** Start of Provided data **
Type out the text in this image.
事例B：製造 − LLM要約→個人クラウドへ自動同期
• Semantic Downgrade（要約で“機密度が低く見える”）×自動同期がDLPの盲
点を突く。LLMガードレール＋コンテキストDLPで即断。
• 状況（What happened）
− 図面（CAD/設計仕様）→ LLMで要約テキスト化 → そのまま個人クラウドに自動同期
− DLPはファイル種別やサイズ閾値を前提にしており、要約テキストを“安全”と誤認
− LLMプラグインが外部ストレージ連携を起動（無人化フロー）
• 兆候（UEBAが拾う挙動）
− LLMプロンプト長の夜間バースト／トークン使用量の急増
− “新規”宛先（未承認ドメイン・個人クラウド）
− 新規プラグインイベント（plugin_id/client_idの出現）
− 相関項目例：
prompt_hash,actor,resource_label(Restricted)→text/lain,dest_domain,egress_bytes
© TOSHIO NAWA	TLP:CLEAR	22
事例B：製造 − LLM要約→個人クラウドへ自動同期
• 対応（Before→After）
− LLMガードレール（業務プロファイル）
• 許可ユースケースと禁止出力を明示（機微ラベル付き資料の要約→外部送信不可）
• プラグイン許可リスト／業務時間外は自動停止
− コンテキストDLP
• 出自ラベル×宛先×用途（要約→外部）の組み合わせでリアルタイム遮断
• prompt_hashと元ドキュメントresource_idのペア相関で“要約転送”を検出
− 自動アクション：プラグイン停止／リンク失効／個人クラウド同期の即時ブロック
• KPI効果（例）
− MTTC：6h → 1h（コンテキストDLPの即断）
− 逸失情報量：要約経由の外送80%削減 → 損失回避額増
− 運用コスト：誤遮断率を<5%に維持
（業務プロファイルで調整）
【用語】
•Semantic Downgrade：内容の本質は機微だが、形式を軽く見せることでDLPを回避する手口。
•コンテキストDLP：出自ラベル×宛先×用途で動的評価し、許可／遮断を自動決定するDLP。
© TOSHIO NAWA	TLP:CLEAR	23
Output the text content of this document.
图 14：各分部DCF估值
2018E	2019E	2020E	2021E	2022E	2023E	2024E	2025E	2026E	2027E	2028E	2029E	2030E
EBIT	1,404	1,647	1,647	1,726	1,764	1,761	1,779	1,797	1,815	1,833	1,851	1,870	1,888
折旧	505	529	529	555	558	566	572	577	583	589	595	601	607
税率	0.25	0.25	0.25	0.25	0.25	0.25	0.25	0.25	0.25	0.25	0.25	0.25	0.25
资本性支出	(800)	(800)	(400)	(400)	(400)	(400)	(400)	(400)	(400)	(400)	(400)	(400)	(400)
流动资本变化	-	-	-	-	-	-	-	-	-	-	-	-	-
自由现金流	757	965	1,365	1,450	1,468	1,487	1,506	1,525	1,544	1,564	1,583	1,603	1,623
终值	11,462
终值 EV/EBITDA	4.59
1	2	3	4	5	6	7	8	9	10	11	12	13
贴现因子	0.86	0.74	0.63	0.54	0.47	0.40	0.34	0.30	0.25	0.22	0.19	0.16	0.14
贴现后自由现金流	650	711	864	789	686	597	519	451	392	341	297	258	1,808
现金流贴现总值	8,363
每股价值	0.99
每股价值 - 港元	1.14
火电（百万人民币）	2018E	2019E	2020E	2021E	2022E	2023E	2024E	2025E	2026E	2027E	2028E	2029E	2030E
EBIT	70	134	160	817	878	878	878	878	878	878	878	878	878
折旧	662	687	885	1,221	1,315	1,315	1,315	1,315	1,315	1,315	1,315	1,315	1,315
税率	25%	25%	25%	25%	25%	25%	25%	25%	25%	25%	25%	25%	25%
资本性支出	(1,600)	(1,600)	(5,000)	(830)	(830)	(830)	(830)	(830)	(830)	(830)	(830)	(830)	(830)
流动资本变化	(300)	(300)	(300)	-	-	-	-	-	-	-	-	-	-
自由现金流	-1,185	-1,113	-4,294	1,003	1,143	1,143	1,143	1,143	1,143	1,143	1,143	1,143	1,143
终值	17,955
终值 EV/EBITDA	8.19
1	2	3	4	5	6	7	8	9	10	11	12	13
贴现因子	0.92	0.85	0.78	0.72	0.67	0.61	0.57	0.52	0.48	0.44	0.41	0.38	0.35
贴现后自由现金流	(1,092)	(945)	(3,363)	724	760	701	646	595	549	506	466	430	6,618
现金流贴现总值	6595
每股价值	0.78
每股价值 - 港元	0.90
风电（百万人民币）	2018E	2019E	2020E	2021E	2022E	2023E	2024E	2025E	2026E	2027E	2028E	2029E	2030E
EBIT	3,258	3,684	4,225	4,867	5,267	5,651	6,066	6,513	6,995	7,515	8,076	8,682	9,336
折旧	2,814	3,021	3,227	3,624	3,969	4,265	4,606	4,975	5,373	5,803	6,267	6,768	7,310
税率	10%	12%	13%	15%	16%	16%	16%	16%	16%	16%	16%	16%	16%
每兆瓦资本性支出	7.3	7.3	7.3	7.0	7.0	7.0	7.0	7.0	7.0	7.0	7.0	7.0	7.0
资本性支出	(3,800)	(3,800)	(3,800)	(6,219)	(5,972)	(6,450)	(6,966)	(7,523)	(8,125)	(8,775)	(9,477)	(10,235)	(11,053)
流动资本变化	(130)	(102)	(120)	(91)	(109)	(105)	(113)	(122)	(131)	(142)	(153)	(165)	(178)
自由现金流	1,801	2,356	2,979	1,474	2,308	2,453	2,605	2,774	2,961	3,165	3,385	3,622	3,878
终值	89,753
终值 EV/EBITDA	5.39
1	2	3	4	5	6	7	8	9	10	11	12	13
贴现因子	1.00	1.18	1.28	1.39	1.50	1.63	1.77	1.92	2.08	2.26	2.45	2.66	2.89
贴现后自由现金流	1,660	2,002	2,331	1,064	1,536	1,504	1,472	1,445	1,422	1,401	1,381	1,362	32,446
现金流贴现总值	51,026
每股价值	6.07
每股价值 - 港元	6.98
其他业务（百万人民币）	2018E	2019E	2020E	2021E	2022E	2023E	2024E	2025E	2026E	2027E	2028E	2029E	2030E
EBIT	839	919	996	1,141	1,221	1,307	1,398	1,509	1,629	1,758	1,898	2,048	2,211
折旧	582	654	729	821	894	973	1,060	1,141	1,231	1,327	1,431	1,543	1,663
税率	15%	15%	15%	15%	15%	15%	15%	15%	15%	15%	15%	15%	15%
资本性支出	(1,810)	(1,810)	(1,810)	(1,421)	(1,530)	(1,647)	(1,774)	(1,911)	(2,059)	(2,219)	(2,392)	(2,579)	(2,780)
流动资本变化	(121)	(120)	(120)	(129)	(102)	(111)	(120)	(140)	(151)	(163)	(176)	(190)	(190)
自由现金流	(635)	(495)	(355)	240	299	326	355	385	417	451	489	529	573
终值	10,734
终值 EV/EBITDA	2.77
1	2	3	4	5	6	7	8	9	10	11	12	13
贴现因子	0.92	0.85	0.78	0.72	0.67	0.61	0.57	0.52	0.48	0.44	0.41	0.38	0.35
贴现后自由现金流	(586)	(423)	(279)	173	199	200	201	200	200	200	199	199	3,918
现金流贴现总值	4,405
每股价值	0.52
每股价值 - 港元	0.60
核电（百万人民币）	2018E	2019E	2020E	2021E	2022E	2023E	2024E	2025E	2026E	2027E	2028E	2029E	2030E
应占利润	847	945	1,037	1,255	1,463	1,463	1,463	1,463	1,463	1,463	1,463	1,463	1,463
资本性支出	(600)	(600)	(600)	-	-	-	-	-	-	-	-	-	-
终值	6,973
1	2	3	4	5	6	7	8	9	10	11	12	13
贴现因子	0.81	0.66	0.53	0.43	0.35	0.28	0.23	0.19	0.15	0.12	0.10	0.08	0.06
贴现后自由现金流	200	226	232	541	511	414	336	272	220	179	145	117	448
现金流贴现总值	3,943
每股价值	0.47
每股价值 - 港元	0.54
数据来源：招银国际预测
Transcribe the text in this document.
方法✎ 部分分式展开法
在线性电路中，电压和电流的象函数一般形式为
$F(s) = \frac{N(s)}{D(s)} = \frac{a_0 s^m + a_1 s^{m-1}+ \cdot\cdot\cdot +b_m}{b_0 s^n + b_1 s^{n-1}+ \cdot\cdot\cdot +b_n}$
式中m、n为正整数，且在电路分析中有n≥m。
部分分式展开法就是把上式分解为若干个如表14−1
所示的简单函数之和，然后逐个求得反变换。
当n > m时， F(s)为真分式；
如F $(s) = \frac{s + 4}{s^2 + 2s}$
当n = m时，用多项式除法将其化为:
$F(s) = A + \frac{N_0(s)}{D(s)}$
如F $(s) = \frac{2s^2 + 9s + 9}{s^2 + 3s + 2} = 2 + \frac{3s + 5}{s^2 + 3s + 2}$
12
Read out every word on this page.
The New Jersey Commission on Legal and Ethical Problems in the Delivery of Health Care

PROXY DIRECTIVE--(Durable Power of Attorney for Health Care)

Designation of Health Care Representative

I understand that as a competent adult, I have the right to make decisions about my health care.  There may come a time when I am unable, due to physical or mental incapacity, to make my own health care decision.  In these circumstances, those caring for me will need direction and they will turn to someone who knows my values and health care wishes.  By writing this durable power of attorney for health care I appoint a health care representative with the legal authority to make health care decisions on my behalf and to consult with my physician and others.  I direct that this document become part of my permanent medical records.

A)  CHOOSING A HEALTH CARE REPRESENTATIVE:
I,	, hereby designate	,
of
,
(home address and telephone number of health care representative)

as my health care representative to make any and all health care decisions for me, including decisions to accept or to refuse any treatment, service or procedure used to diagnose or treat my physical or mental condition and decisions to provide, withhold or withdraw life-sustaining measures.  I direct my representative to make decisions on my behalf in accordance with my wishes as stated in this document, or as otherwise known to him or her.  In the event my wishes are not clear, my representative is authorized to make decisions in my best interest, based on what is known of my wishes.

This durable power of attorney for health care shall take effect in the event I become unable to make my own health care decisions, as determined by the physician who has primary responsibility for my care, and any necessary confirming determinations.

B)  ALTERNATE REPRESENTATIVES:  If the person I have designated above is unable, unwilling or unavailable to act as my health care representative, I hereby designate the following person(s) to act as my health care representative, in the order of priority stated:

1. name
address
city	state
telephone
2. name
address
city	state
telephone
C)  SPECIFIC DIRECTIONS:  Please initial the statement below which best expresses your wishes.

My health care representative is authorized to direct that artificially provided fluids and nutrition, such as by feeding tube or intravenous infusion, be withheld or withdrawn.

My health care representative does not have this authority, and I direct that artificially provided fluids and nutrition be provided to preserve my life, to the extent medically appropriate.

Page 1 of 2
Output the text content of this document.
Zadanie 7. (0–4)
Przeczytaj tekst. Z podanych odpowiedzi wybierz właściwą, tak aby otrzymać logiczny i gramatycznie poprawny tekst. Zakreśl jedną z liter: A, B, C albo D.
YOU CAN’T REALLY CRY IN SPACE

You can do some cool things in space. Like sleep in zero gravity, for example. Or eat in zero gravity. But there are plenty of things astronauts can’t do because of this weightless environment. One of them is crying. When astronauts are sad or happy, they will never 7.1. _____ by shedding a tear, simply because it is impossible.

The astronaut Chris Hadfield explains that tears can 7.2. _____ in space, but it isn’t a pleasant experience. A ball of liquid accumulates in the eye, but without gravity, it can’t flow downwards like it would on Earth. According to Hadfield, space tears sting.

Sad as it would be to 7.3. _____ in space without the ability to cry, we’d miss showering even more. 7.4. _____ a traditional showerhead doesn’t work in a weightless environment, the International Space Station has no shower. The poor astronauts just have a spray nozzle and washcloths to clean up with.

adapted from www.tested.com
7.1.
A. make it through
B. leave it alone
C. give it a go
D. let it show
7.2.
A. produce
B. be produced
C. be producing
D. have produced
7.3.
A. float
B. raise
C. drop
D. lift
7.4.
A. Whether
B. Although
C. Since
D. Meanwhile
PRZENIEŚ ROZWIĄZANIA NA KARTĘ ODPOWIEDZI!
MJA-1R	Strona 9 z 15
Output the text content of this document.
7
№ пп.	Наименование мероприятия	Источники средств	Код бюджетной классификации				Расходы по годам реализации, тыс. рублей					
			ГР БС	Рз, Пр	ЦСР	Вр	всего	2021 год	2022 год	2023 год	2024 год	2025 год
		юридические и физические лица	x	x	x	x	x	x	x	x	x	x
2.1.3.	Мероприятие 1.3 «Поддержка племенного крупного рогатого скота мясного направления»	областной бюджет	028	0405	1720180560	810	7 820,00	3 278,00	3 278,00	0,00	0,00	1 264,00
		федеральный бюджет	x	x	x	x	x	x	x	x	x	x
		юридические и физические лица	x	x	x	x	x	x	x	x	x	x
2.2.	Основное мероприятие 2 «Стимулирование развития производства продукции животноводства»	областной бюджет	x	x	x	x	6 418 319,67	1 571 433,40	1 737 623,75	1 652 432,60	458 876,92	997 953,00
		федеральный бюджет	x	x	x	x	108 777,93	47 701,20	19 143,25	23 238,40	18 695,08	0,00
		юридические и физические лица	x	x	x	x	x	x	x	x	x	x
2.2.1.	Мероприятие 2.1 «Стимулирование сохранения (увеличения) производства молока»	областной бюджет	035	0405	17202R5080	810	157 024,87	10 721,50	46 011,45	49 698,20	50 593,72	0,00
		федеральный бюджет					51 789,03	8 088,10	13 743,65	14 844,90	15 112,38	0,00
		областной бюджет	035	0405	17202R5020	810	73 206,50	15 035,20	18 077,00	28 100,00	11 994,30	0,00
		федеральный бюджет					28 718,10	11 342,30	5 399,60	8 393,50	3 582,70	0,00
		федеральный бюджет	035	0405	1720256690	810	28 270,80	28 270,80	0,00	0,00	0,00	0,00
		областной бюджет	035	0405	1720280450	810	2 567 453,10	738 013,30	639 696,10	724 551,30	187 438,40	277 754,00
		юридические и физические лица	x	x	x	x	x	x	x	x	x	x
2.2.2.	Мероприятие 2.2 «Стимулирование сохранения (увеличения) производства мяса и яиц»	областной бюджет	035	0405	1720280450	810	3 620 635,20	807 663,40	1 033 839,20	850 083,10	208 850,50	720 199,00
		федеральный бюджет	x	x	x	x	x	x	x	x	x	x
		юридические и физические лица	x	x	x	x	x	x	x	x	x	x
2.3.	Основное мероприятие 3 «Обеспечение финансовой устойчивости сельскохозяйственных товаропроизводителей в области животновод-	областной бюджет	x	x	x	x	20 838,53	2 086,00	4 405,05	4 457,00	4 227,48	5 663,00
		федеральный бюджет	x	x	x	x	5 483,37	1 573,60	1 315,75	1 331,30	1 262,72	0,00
** End of Provided data **
## What is asked
Check every line of the data, and copy the ones that contain "make".

## Task result
I understand that as a competent adult, I have the right to make decisions about my health care.  There may come a time when I am unable, due to physical or mental incapacity, to make my own health care decision.  In these circumstances, those caring for me will need direction and they will turn to someone who knows my values and health care wishes.  By writing this durable power of attorney for health care I appoint a health care representative with the legal authority to make health care decisions on my behalf and to consult with my physician and others.  I direct that this document become part of my permanent medical records.
as my health care representative to make any and all health care decisions for me, including decisions to accept or to refuse any treatment, service or procedure used to diagnose or treat my physical or mental condition and decisions to provide, withhold or withdraw life-sustaining measures.  I direct my representative to make decisions on my behalf in accordance with my wishes as stated in this document, or as otherwise known to him or her.  In the event my wishes are not clear, my representative is authorized to make decisions in my best interest, based on what is known of my wishes.
This durable power of attorney for health care shall take effect in the event I become unable to make my own health care decisions, as determined by the physician who has primary responsibility for my care, and any necessary confirming determinations.
A. make it through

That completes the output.